== MATERIAL ==
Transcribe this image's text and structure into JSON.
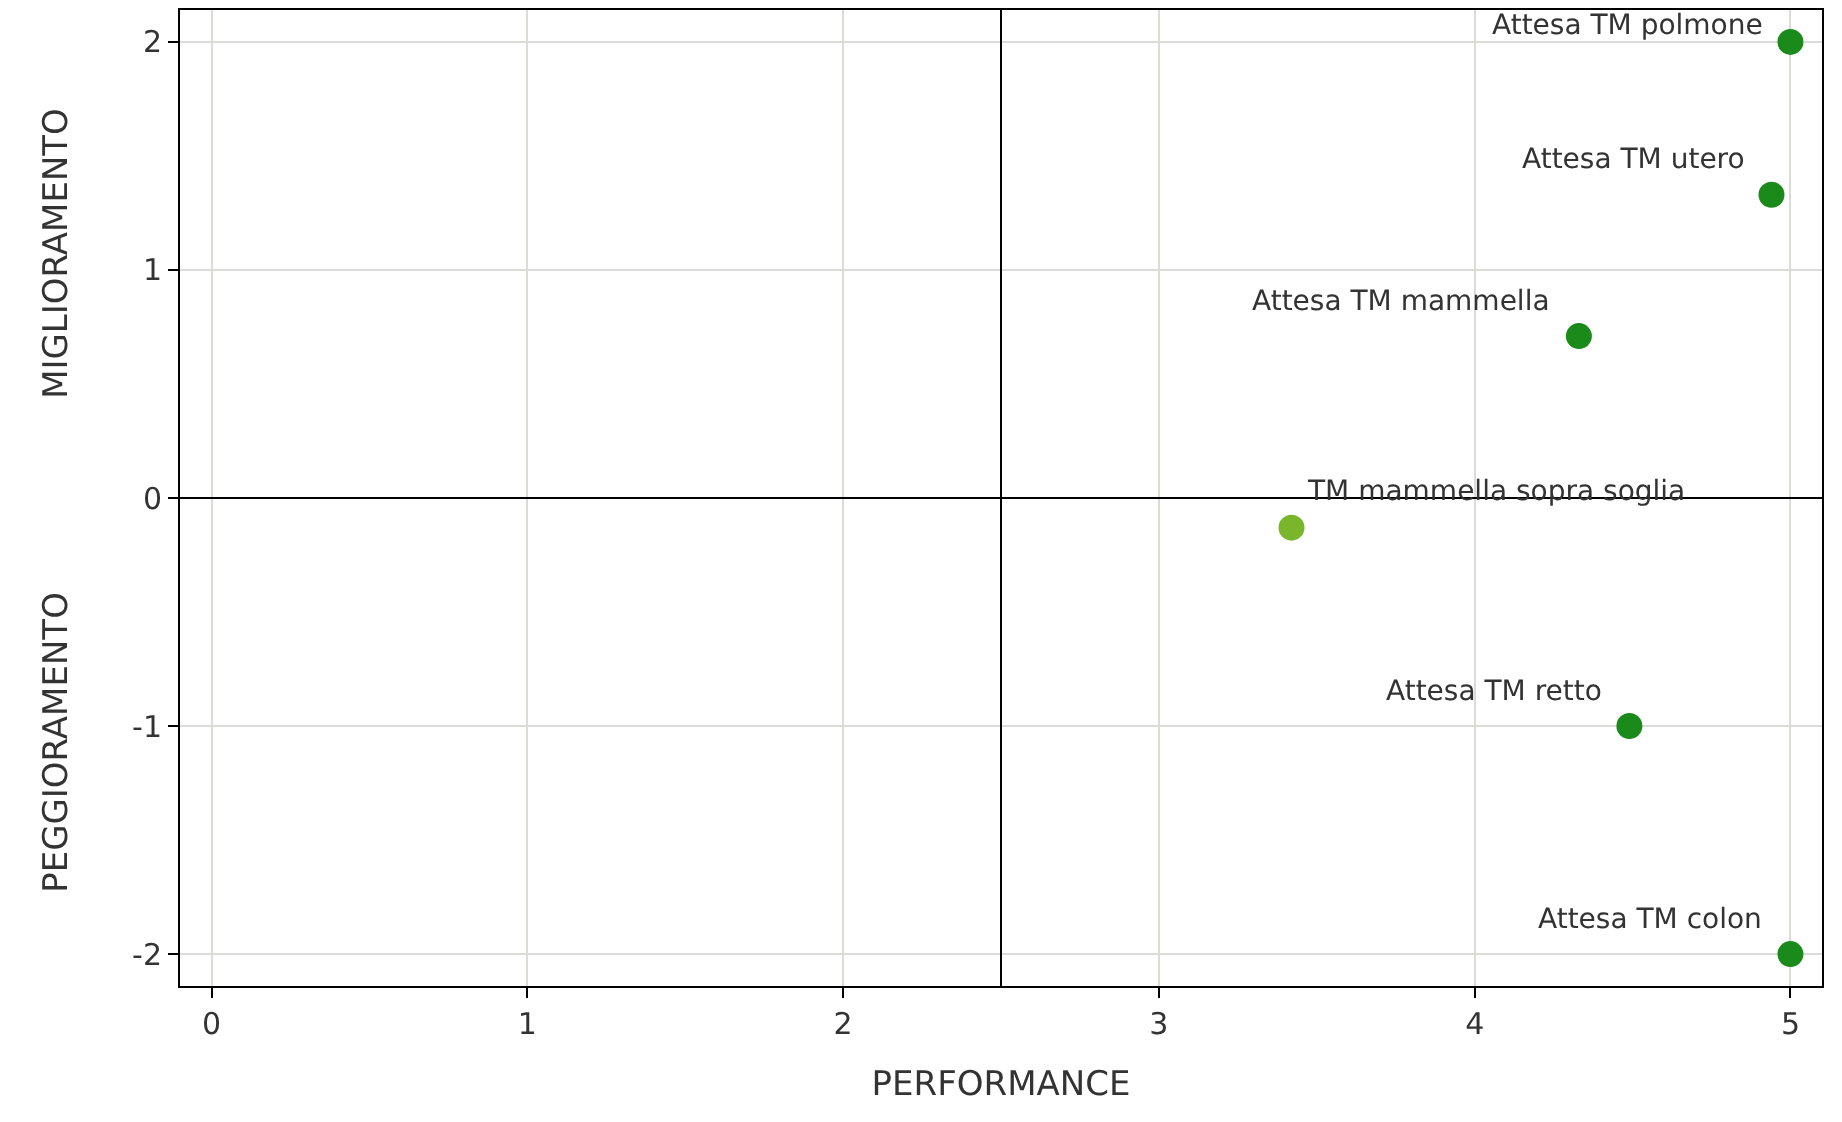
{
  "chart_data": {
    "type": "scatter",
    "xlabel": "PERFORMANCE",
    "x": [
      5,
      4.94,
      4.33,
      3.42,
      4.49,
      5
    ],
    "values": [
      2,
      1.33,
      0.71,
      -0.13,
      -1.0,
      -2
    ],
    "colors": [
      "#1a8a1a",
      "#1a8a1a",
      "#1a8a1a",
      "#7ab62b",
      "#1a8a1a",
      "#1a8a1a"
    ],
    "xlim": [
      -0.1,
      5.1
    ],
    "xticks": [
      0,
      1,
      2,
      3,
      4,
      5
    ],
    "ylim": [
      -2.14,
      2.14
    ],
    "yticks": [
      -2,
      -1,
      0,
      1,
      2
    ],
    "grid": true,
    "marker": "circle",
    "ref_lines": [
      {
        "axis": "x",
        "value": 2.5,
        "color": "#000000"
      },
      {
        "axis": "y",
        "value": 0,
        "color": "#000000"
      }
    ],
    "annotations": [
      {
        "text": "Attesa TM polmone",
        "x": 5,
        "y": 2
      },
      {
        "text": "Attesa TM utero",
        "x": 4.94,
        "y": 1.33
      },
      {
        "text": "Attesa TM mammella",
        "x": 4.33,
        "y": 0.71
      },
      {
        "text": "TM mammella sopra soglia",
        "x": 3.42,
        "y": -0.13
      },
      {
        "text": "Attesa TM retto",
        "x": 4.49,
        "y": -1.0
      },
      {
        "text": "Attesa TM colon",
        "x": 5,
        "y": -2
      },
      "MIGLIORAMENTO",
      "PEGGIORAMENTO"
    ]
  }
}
===
== MATERIAL ==
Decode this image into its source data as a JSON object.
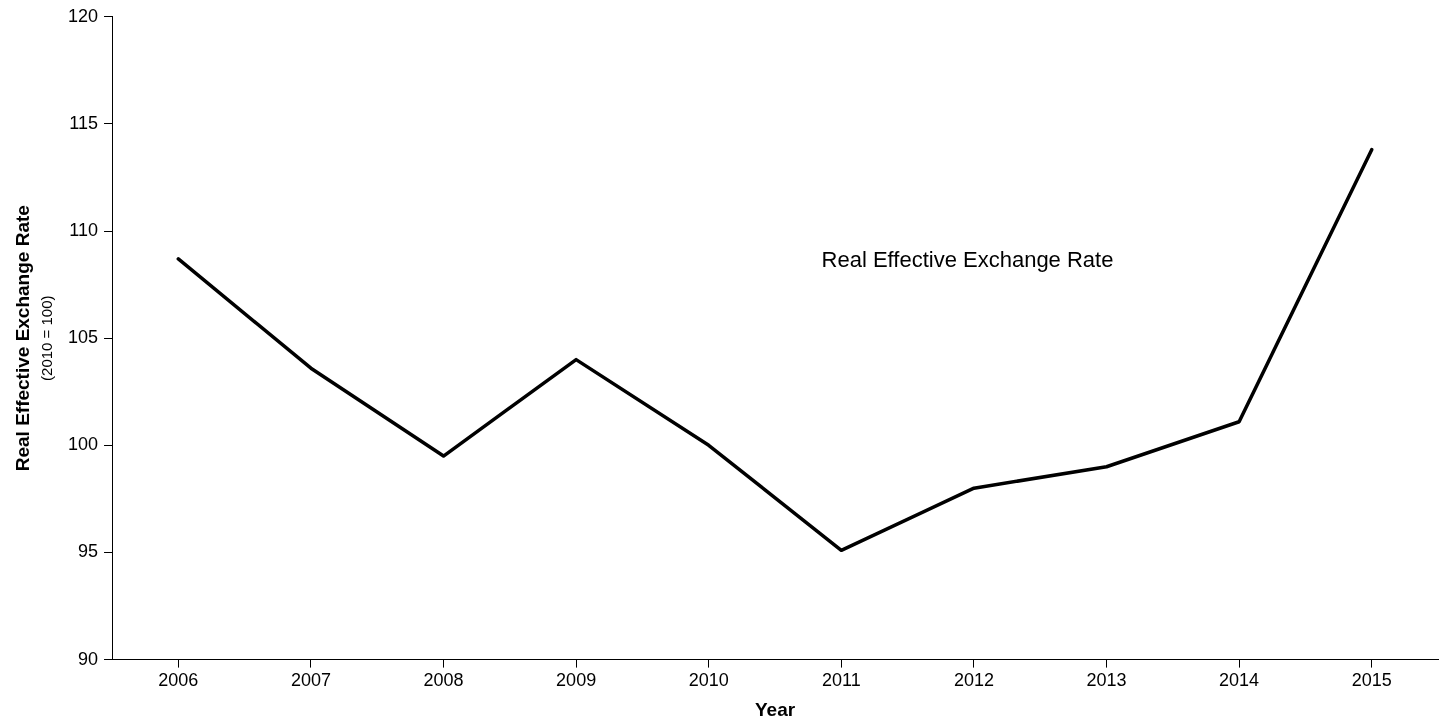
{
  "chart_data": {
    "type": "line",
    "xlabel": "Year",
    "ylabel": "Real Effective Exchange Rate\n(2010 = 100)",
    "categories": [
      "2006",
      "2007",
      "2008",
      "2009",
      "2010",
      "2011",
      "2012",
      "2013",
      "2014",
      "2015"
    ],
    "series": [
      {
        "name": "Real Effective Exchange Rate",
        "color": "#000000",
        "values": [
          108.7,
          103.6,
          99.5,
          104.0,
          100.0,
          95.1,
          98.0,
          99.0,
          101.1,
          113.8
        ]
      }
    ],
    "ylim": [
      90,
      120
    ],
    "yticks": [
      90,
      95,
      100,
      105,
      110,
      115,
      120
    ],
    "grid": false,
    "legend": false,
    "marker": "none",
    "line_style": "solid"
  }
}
===
STATED EXERCISE →
Using the entries above, return each line that includes the word "image".

SOLVED EXERCISE →
Transcribe this image's text and structure into JSON.
Decode this image into its source data as a JSON object.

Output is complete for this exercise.